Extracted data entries
· · · · · · ·
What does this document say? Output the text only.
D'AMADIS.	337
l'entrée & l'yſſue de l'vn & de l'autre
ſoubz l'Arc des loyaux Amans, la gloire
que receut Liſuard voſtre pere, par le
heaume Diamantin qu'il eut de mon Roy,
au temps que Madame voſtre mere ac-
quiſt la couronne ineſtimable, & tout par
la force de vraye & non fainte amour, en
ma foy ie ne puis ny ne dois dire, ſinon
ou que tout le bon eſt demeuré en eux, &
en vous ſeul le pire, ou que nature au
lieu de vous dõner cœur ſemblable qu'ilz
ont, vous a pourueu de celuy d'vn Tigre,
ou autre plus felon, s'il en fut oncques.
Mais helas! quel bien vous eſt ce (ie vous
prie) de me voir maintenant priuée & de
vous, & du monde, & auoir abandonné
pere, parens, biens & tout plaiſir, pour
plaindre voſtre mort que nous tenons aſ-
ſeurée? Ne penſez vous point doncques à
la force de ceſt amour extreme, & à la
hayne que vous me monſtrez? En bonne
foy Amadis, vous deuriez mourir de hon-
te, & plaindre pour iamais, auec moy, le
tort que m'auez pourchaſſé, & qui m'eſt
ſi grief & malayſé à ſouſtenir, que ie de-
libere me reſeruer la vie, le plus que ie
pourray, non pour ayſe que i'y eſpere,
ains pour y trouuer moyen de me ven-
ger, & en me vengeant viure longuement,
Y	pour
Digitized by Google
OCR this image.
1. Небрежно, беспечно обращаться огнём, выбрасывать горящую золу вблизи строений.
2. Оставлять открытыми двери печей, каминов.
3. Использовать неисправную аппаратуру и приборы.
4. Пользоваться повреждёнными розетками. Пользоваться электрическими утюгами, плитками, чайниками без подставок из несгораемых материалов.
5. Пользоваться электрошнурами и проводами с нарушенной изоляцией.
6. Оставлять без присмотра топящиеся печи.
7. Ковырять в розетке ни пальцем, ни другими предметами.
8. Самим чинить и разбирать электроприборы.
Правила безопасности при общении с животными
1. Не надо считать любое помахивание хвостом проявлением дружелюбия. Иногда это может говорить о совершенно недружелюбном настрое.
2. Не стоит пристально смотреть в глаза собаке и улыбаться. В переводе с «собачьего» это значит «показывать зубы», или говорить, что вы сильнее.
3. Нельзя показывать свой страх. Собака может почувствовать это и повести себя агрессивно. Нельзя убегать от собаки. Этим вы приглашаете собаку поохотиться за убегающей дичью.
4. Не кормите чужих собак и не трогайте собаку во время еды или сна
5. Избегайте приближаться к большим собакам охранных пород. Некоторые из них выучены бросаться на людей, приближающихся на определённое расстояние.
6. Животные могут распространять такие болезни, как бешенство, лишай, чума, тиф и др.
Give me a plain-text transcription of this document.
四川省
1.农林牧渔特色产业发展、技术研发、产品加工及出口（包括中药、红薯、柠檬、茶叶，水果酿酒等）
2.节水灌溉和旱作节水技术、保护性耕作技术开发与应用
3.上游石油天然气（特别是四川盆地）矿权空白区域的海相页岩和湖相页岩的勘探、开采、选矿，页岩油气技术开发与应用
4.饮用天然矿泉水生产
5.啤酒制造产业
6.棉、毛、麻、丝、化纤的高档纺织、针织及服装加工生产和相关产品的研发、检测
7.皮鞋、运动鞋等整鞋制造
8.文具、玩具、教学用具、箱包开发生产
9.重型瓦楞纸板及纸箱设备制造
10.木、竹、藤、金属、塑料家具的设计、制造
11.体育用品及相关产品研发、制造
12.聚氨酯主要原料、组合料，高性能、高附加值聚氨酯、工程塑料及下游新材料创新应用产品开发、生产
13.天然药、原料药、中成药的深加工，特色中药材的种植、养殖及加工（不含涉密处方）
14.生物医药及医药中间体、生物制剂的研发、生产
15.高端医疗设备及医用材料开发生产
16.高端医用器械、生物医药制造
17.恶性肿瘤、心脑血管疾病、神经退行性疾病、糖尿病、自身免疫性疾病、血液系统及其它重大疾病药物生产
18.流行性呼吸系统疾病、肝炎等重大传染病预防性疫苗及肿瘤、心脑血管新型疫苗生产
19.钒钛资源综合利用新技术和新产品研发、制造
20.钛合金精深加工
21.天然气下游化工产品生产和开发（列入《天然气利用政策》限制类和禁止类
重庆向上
· · · · · · ·
_Directions_
Retype the records in full. Keep every line identical to the original.

_Correct response_
What does this document say? Output the text only.
D'AMADIS.	337
l'entrée & l'yſſue de l'vn & de l'autre
ſoubz l'Arc des loyaux Amans, la gloire
que receut Liſuard voſtre pere, par le
heaume Diamantin qu'il eut de mon Roy,
au temps que Madame voſtre mere ac-
quiſt la couronne ineſtimable, & tout par
la force de vraye & non fainte amour, en
ma foy ie ne puis ny ne dois dire, ſinon
ou que tout le bon eſt demeuré en eux, &
en vous ſeul le pire, ou que nature au
lieu de vous dõner cœur ſemblable qu'ilz
ont, vous a pourueu de celuy d'vn Tigre,
ou autre plus felon, s'il en fut oncques.
Mais helas! quel bien vous eſt ce (ie vous
prie) de me voir maintenant priuée & de
vous, & du monde, & auoir abandonné
pere, parens, biens & tout plaiſir, pour
plaindre voſtre mort que nous tenons aſ-
ſeurée? Ne penſez vous point doncques à
la force de ceſt amour extreme, & à la
hayne que vous me monſtrez? En bonne
foy Amadis, vous deuriez mourir de hon-
te, & plaindre pour iamais, auec moy, le
tort que m'auez pourchaſſé, & qui m'eſt
ſi grief & malayſé à ſouſtenir, que ie de-
libere me reſeruer la vie, le plus que ie
pourray, non pour ayſe que i'y eſpere,
ains pour y trouuer moyen de me ven-
ger, & en me vengeant viure longuement,
Y	pour
Digitized by Google
OCR this image.
1. Небрежно, беспечно обращаться огнём, выбрасывать горящую золу вблизи строений.
2. Оставлять открытыми двери печей, каминов.
3. Использовать неисправную аппаратуру и приборы.
4. Пользоваться повреждёнными розетками. Пользоваться электрическими утюгами, плитками, чайниками без подставок из несгораемых материалов.
5. Пользоваться электрошнурами и проводами с нарушенной изоляцией.
6. Оставлять без присмотра топящиеся печи.
7. Ковырять в розетке ни пальцем, ни другими предметами.
8. Самим чинить и разбирать электроприборы.
Правила безопасности при общении с животными
1. Не надо считать любое помахивание хвостом проявлением дружелюбия. Иногда это может говорить о совершенно недружелюбном настрое.
2. Не стоит пристально смотреть в глаза собаке и улыбаться. В переводе с «собачьего» это значит «показывать зубы», или говорить, что вы сильнее.
3. Нельзя показывать свой страх. Собака может почувствовать это и повести себя агрессивно. Нельзя убегать от собаки. Этим вы приглашаете собаку поохотиться за убегающей дичью.
4. Не кормите чужих собак и не трогайте собаку во время еды или сна
5. Избегайте приближаться к большим собакам охранных пород. Некоторые из них выучены бросаться на людей, приближающихся на определённое расстояние.
6. Животные могут распространять такие болезни, как бешенство, лишай, чума, тиф и др.
Give me a plain-text transcription of this document.
四川省
1.农林牧渔特色产业发展、技术研发、产品加工及出口（包括中药、红薯、柠檬、茶叶，水果酿酒等）
2.节水灌溉和旱作节水技术、保护性耕作技术开发与应用
3.上游石油天然气（特别是四川盆地）矿权空白区域的海相页岩和湖相页岩的勘探、开采、选矿，页岩油气技术开发与应用
4.饮用天然矿泉水生产
5.啤酒制造产业
6.棉、毛、麻、丝、化纤的高档纺织、针织及服装加工生产和相关产品的研发、检测
7.皮鞋、运动鞋等整鞋制造
8.文具、玩具、教学用具、箱包开发生产
9.重型瓦楞纸板及纸箱设备制造
10.木、竹、藤、金属、塑料家具的设计、制造
11.体育用品及相关产品研发、制造
12.聚氨酯主要原料、组合料，高性能、高附加值聚氨酯、工程塑料及下游新材料创新应用产品开发、生产
13.天然药、原料药、中成药的深加工，特色中药材的种植、养殖及加工（不含涉密处方）
14.生物医药及医药中间体、生物制剂的研发、生产
15.高端医疗设备及医用材料开发生产
16.高端医用器械、生物医药制造
17.恶性肿瘤、心脑血管疾病、神经退行性疾病、糖尿病、自身免疫性疾病、血液系统及其它重大疾病药物生产
18.流行性呼吸系统疾病、肝炎等重大传染病预防性疫苗及肿瘤、心脑血管新型疫苗生产
19.钒钛资源综合利用新技术和新产品研发、制造
20.钛合金精深加工
21.天然气下游化工产品生产和开发（列入《天然气利用政策》限制类和禁止类
重庆向上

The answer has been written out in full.